From the listing below, pull out all lines with "Jackson" in them.
- - - - -
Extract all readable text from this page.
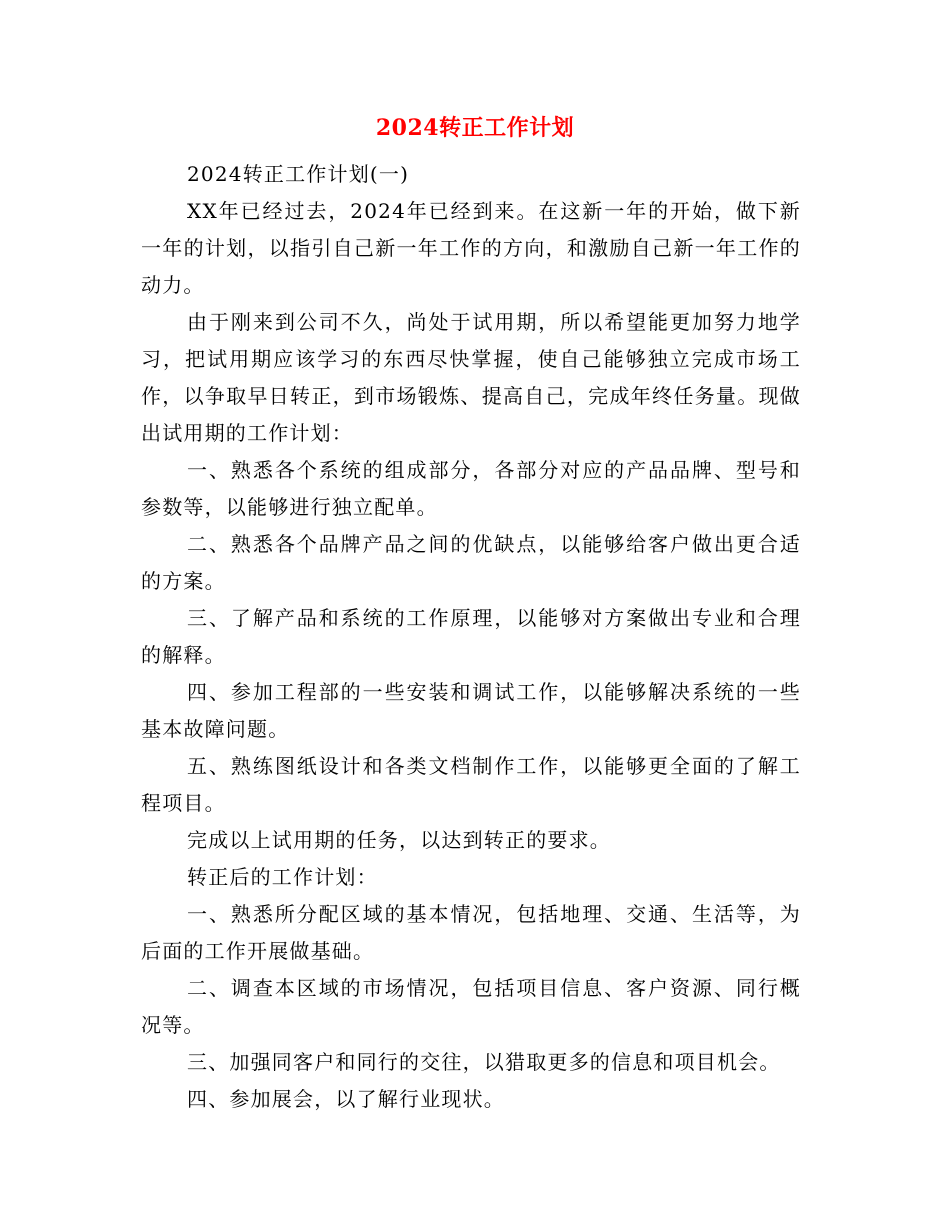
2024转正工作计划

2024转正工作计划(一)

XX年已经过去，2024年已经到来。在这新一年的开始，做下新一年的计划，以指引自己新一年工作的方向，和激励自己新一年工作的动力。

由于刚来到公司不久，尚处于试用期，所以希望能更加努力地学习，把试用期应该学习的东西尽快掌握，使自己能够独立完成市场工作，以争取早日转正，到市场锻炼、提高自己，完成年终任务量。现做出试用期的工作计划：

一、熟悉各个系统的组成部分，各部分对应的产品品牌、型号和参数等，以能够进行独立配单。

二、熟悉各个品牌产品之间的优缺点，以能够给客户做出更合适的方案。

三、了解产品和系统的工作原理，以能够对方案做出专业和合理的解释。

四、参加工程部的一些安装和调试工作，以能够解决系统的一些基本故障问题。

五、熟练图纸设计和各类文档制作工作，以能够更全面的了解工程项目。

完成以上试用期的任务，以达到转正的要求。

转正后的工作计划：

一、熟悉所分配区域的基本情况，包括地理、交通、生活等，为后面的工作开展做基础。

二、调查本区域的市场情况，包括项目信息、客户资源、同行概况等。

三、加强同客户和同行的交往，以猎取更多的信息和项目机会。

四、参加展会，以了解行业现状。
- - - - -
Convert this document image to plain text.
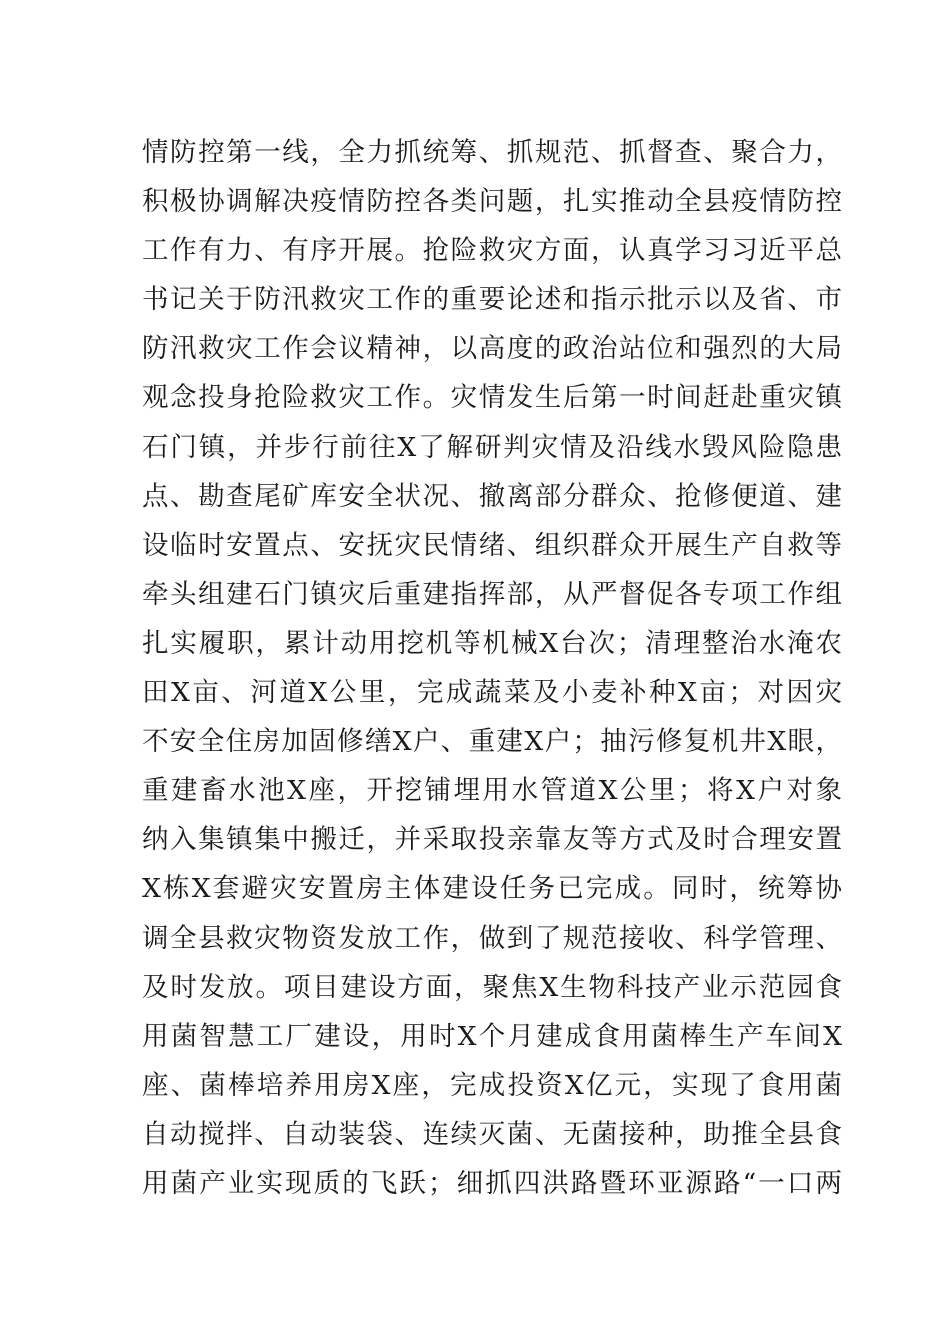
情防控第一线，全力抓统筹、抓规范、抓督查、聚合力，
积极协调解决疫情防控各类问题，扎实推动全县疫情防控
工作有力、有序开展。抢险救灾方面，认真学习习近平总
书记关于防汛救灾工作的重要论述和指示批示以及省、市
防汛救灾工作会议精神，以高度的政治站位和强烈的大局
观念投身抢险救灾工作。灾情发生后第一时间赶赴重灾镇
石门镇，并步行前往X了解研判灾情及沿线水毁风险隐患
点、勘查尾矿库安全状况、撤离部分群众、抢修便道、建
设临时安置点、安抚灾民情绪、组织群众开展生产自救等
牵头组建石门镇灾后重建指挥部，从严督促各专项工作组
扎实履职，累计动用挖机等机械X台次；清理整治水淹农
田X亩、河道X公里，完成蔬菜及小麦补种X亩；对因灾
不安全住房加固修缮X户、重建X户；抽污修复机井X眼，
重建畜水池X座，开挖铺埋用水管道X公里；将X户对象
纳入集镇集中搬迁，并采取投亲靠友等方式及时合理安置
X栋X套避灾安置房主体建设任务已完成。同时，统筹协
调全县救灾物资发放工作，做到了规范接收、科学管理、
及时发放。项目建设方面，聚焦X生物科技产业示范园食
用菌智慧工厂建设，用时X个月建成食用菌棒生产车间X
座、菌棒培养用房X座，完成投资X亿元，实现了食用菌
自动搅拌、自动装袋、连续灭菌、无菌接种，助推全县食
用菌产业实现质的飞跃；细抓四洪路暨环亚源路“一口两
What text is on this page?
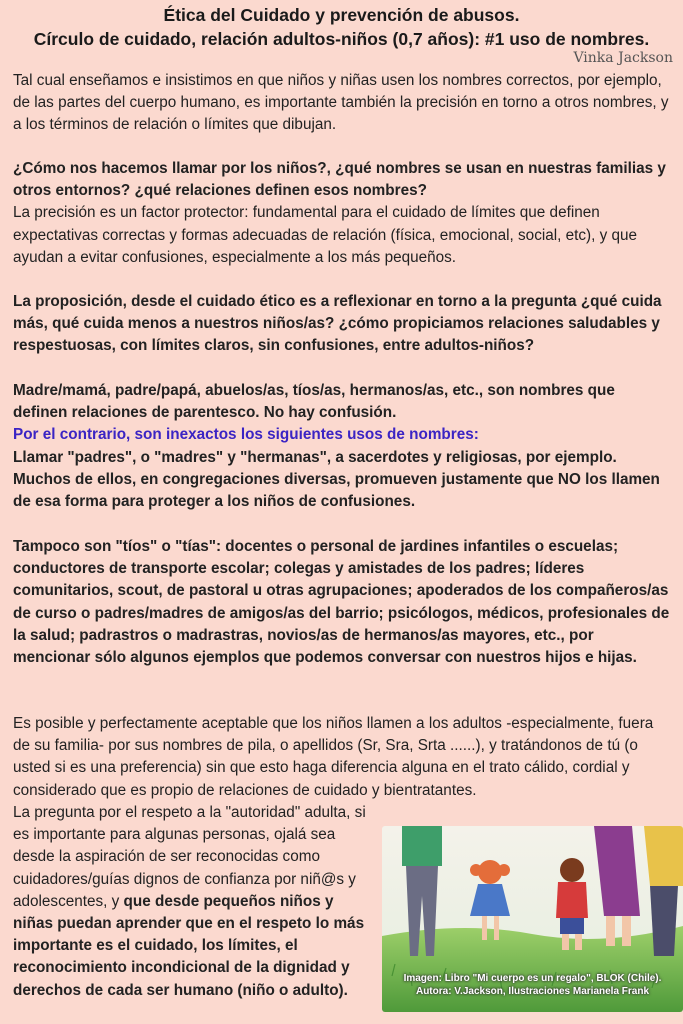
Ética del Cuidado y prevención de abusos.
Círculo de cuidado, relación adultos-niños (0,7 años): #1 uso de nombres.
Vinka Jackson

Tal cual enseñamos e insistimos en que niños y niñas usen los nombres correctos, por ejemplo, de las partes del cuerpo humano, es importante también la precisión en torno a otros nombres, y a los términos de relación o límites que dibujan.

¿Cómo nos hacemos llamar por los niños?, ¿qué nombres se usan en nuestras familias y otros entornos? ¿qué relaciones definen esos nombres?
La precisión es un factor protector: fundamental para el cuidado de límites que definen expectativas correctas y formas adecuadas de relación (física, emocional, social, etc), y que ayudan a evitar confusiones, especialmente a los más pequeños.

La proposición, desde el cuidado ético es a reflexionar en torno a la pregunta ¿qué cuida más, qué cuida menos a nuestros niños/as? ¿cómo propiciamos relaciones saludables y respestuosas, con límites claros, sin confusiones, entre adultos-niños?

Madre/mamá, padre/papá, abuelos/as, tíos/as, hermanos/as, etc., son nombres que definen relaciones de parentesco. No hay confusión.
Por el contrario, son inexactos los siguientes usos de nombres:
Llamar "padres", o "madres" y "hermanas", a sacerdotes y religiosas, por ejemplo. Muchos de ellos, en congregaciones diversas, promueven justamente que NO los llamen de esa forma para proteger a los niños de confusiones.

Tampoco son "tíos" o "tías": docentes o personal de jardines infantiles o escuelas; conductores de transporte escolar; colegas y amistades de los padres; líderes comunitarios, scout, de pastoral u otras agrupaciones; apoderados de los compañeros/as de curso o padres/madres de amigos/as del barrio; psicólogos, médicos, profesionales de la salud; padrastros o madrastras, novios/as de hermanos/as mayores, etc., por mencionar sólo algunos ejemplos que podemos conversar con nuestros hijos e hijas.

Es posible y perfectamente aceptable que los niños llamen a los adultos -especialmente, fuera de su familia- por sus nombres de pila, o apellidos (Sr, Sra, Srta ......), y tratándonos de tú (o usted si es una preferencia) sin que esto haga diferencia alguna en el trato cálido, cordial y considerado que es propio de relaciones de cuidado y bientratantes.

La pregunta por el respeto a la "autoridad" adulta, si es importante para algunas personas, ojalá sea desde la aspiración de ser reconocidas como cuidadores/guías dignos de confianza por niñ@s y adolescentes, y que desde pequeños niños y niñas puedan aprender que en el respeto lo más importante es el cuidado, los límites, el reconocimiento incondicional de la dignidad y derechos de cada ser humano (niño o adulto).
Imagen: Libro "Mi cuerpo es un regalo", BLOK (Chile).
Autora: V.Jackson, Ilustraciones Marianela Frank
- - - - -
__Result of the task__
Vinka Jackson
Autora: V.Jackson, Ilustraciones Marianela Frank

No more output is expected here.